Restate the whole of the material. Keep every word, and drop the pictures.

[Collected data]
==*==

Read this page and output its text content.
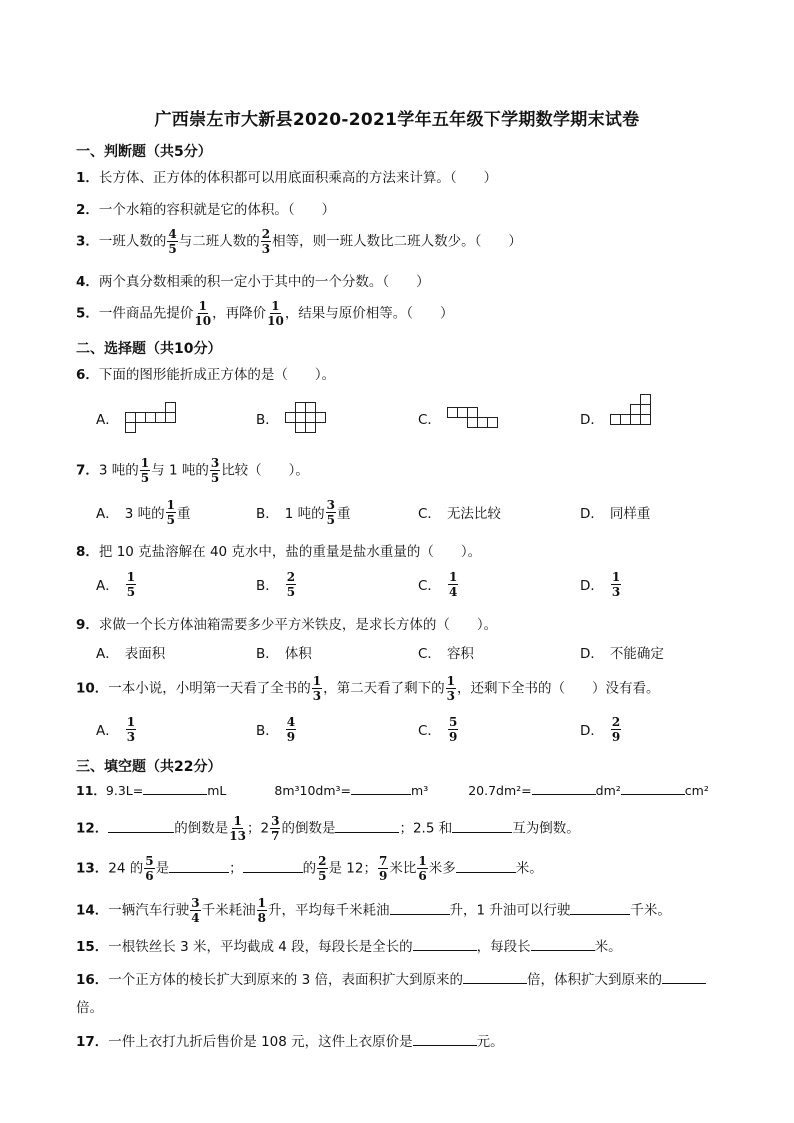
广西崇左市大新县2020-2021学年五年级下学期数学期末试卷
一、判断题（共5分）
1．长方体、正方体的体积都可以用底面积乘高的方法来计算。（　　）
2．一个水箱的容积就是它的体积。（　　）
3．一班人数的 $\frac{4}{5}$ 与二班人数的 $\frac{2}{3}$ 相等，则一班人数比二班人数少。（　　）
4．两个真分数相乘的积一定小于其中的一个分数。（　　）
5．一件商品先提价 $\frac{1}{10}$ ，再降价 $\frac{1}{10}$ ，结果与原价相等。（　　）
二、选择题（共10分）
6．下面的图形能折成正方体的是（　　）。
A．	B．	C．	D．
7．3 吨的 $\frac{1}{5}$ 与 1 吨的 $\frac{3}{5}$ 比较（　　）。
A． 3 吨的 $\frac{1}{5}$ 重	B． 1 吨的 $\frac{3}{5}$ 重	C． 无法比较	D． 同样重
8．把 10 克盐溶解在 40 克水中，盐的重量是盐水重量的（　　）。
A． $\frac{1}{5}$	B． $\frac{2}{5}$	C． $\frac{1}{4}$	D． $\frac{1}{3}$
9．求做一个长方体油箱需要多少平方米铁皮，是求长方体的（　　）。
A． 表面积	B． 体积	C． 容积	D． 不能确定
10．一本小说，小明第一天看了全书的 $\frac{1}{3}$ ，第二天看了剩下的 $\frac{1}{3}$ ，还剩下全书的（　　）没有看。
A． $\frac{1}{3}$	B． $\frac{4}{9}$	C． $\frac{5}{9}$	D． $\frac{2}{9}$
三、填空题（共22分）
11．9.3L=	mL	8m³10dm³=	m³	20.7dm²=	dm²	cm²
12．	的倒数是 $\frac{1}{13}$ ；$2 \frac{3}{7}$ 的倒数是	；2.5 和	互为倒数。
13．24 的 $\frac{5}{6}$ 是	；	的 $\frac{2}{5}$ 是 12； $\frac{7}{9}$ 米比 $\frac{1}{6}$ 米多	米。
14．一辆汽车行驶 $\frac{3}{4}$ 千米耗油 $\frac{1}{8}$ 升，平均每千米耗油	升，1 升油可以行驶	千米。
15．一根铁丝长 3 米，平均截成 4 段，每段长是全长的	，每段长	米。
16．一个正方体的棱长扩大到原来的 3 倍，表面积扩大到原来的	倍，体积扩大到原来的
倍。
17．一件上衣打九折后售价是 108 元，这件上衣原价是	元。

==*==

- _Response to this task_:
Read this page and output its text content.
广西崇左市大新县2020-2021学年五年级下学期数学期末试卷
一、判断题（共5分）
1．长方体、正方体的体积都可以用底面积乘高的方法来计算。（　　）
2．一个水箱的容积就是它的体积。（　　）
3．一班人数的 $\frac{4}{5}$ 与二班人数的 $\frac{2}{3}$ 相等，则一班人数比二班人数少。（　　）
4．两个真分数相乘的积一定小于其中的一个分数。（　　）
5．一件商品先提价 $\frac{1}{10}$ ，再降价 $\frac{1}{10}$ ，结果与原价相等。（　　）
二、选择题（共10分）
6．下面的图形能折成正方体的是（　　）。
A．	B．	C．	D．
7．3 吨的 $\frac{1}{5}$ 与 1 吨的 $\frac{3}{5}$ 比较（　　）。
A． 3 吨的 $\frac{1}{5}$ 重	B． 1 吨的 $\frac{3}{5}$ 重	C． 无法比较	D． 同样重
8．把 10 克盐溶解在 40 克水中，盐的重量是盐水重量的（　　）。
A． $\frac{1}{5}$	B． $\frac{2}{5}$	C． $\frac{1}{4}$	D． $\frac{1}{3}$
9．求做一个长方体油箱需要多少平方米铁皮，是求长方体的（　　）。
A． 表面积	B． 体积	C． 容积	D． 不能确定
10．一本小说，小明第一天看了全书的 $\frac{1}{3}$ ，第二天看了剩下的 $\frac{1}{3}$ ，还剩下全书的（　　）没有看。
A． $\frac{1}{3}$	B． $\frac{4}{9}$	C． $\frac{5}{9}$	D． $\frac{2}{9}$
三、填空题（共22分）
11．9.3L=	mL	8m³10dm³=	m³	20.7dm²=	dm²	cm²
12．	的倒数是 $\frac{1}{13}$ ；$2 \frac{3}{7}$ 的倒数是	；2.5 和	互为倒数。
13．24 的 $\frac{5}{6}$ 是	；	的 $\frac{2}{5}$ 是 12； $\frac{7}{9}$ 米比 $\frac{1}{6}$ 米多	米。
14．一辆汽车行驶 $\frac{3}{4}$ 千米耗油 $\frac{1}{8}$ 升，平均每千米耗油	升，1 升油可以行驶	千米。
15．一根铁丝长 3 米，平均截成 4 段，每段长是全长的	，每段长	米。
16．一个正方体的棱长扩大到原来的 3 倍，表面积扩大到原来的	倍，体积扩大到原来的
倍。
17．一件上衣打九折后售价是 108 元，这件上衣原价是	元。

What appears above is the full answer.